- [Exercise task]
Gather every line that includes the word "Model", please.

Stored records
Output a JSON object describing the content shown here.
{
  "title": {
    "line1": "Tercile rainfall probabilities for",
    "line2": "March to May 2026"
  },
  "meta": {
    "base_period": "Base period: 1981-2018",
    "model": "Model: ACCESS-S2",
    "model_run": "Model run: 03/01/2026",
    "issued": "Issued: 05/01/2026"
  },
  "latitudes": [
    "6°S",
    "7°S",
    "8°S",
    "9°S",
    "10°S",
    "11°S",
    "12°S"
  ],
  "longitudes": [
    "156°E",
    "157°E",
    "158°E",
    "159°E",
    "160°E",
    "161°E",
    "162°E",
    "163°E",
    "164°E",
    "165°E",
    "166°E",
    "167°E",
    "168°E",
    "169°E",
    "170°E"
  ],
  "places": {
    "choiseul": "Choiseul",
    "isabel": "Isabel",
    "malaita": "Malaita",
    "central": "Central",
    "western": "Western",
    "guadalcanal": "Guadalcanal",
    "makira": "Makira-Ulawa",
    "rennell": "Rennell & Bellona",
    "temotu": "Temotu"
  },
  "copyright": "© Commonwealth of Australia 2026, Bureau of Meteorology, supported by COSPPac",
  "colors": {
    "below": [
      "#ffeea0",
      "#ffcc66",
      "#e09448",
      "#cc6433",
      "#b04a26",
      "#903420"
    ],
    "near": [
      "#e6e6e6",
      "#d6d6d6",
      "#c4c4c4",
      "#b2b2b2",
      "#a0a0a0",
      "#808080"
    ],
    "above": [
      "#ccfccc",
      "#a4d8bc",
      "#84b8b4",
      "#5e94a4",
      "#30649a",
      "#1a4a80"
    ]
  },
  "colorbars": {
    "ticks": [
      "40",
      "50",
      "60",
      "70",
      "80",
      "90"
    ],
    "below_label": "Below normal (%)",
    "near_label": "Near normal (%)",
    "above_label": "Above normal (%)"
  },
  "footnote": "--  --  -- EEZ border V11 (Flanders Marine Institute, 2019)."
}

- [Exercise answer]
    "model": "Model: ACCESS-S2",
    "model_run": "Model run: 03/01/2026",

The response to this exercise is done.